**WHAT THE TASK REQUIRES**
Write out every line of the material as it stands, apart from the pictures.
[BEGIN RECORD EXTRACTS]
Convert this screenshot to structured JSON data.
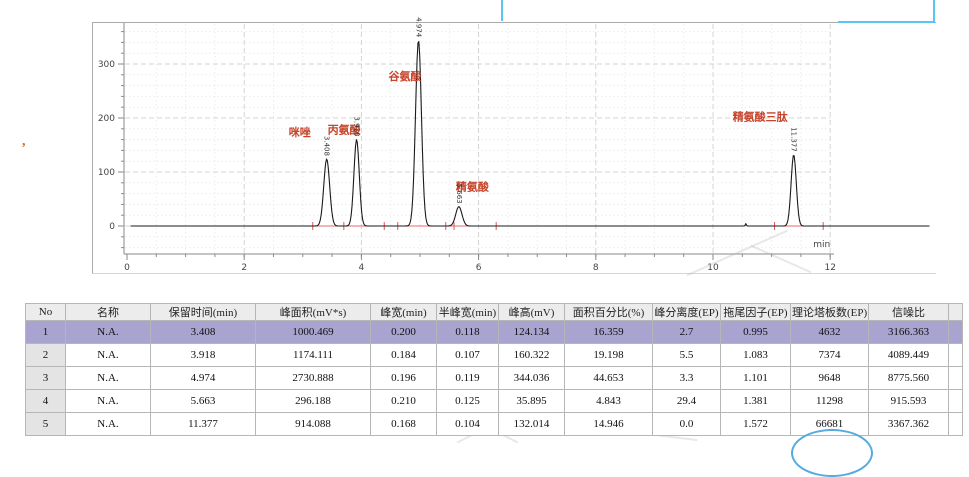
{
  "stray_text": ",",
  "chart_data": {
    "type": "line",
    "title": "",
    "xlabel": "min",
    "ylabel": "",
    "axis_unit_label": "min",
    "x_ticks": [
      0,
      2,
      4,
      6,
      8,
      10,
      12
    ],
    "y_ticks": [
      0,
      100,
      200,
      300
    ],
    "x_range_min": [
      0,
      13.7
    ],
    "y_range_mv": [
      -52,
      376
    ],
    "x_minor_step_min": 0.5,
    "y_minor_step_mv": 20,
    "grid": true,
    "legend": false,
    "trace_color": "#1b1b1b",
    "peak_label_color": "#c8432b",
    "peaks": [
      {
        "label": "咪唑",
        "rt_min": 3.408,
        "height_mv": 124.134,
        "half_width_min": 0.118
      },
      {
        "label": "丙氨酸",
        "rt_min": 3.918,
        "height_mv": 160.322,
        "half_width_min": 0.107
      },
      {
        "label": "谷氨酸",
        "rt_min": 4.974,
        "height_mv": 344.036,
        "half_width_min": 0.119
      },
      {
        "label": "精氨酸",
        "rt_min": 5.663,
        "height_mv": 35.895,
        "half_width_min": 0.125
      },
      {
        "label": "精氨酸三肽",
        "rt_min": 11.377,
        "height_mv": 132.014,
        "half_width_min": 0.104
      }
    ],
    "minor_blip": {
      "rt_min": 10.56,
      "height_mv": 4.5,
      "half_width_min": 0.02
    },
    "integration": {
      "color": "#dd5555",
      "baseline_color": "#e46a6a",
      "baseline_segments_min": [
        [
          3.17,
          6.3
        ],
        [
          11.05,
          11.88
        ]
      ],
      "event_ticks_min": [
        3.17,
        3.7,
        4.39,
        4.62,
        5.44,
        5.58,
        6.3,
        11.05,
        11.88
      ]
    }
  },
  "table": {
    "columns": [
      "No",
      "名称",
      "保留时间(min)",
      "峰面积(mV*s)",
      "峰宽(min)",
      "半峰宽(min)",
      "峰高(mV)",
      "面积百分比(%)",
      "峰分离度(EP)",
      "拖尾因子(EP)",
      "理论塔板数(EP)",
      "信噪比"
    ],
    "rows": [
      [
        "1",
        "N.A.",
        "3.408",
        "1000.469",
        "0.200",
        "0.118",
        "124.134",
        "16.359",
        "2.7",
        "0.995",
        "4632",
        "3166.363"
      ],
      [
        "2",
        "N.A.",
        "3.918",
        "1174.111",
        "0.184",
        "0.107",
        "160.322",
        "19.198",
        "5.5",
        "1.083",
        "7374",
        "4089.449"
      ],
      [
        "3",
        "N.A.",
        "4.974",
        "2730.888",
        "0.196",
        "0.119",
        "344.036",
        "44.653",
        "3.3",
        "1.101",
        "9648",
        "8775.560"
      ],
      [
        "4",
        "N.A.",
        "5.663",
        "296.188",
        "0.210",
        "0.125",
        "35.895",
        "4.843",
        "29.4",
        "1.381",
        "11298",
        "915.593"
      ],
      [
        "5",
        "N.A.",
        "11.377",
        "914.088",
        "0.168",
        "0.104",
        "132.014",
        "14.946",
        "0.0",
        "1.572",
        "66681",
        "3367.362"
      ]
    ],
    "selected_row_index": 0,
    "selected_row_color": "#a9a3d0",
    "header_bg": "#ececec"
  }
}
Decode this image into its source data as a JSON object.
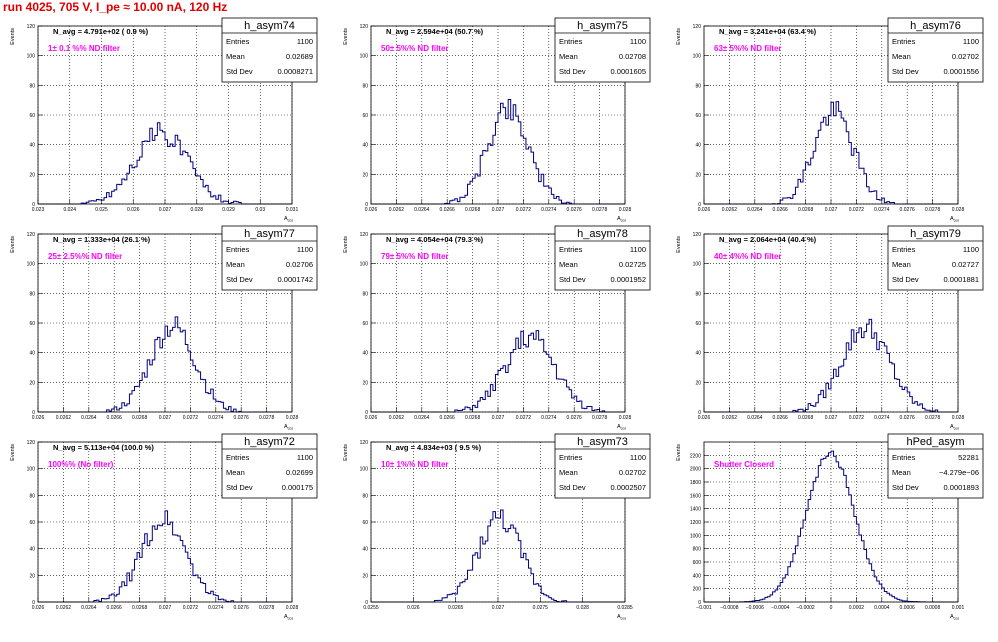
[END RECORD EXTRACTS]
**CORRECT RESULT**
Convert this screenshot to structured JSON data.
{
  "stray_text": ",",
  "chart_data": {
    "type": "line",
    "title": "",
    "xlabel": "min",
    "ylabel": "",
    "axis_unit_label": "min",
    "x_ticks": [
      0,
      2,
      4,
      6,
      8,
      10,
      12
    ],
    "y_ticks": [
      0,
      100,
      200,
      300
    ],
    "x_range_min": [
      0,
      13.7
    ],
    "y_range_mv": [
      -52,
      376
    ],
    "x_minor_step_min": 0.5,
    "y_minor_step_mv": 20,
    "grid": true,
    "legend": false,
    "trace_color": "#1b1b1b",
    "peak_label_color": "#c8432b",
    "peaks": [
      {
        "label": "咪唑",
        "rt_min": 3.408,
        "height_mv": 124.134,
        "half_width_min": 0.118
      },
      {
        "label": "丙氨酸",
        "rt_min": 3.918,
        "height_mv": 160.322,
        "half_width_min": 0.107
      },
      {
        "label": "谷氨酸",
        "rt_min": 4.974,
        "height_mv": 344.036,
        "half_width_min": 0.119
      },
      {
        "label": "精氨酸",
        "rt_min": 5.663,
        "height_mv": 35.895,
        "half_width_min": 0.125
      },
      {
        "label": "精氨酸三肽",
        "rt_min": 11.377,
        "height_mv": 132.014,
        "half_width_min": 0.104
      }
    ],
    "minor_blip": {
      "rt_min": 10.56,
      "height_mv": 4.5,
      "half_width_min": 0.02
    },
    "integration": {
      "color": "#dd5555",
      "baseline_color": "#e46a6a",
      "baseline_segments_min": [
        [
          3.17,
          6.3
        ],
        [
          11.05,
          11.88
        ]
      ],
      "event_ticks_min": [
        3.17,
        3.7,
        4.39,
        4.62,
        5.44,
        5.58,
        6.3,
        11.05,
        11.88
      ]
    }
  },
  "table": {
    "columns": [
      "No",
      "名称",
      "保留时间(min)",
      "峰面积(mV*s)",
      "峰宽(min)",
      "半峰宽(min)",
      "峰高(mV)",
      "面积百分比(%)",
      "峰分离度(EP)",
      "拖尾因子(EP)",
      "理论塔板数(EP)",
      "信噪比"
    ],
    "rows": [
      [
        "1",
        "N.A.",
        "3.408",
        "1000.469",
        "0.200",
        "0.118",
        "124.134",
        "16.359",
        "2.7",
        "0.995",
        "4632",
        "3166.363"
      ],
      [
        "2",
        "N.A.",
        "3.918",
        "1174.111",
        "0.184",
        "0.107",
        "160.322",
        "19.198",
        "5.5",
        "1.083",
        "7374",
        "4089.449"
      ],
      [
        "3",
        "N.A.",
        "4.974",
        "2730.888",
        "0.196",
        "0.119",
        "344.036",
        "44.653",
        "3.3",
        "1.101",
        "9648",
        "8775.560"
      ],
      [
        "4",
        "N.A.",
        "5.663",
        "296.188",
        "0.210",
        "0.125",
        "35.895",
        "4.843",
        "29.4",
        "1.381",
        "11298",
        "915.593"
      ],
      [
        "5",
        "N.A.",
        "11.377",
        "914.088",
        "0.168",
        "0.104",
        "132.014",
        "14.946",
        "0.0",
        "1.572",
        "66681",
        "3367.362"
      ]
    ],
    "selected_row_index": 0,
    "selected_row_color": "#a9a3d0",
    "header_bg": "#ececec"
  }
}
Decode this image into its source data as a JSON object.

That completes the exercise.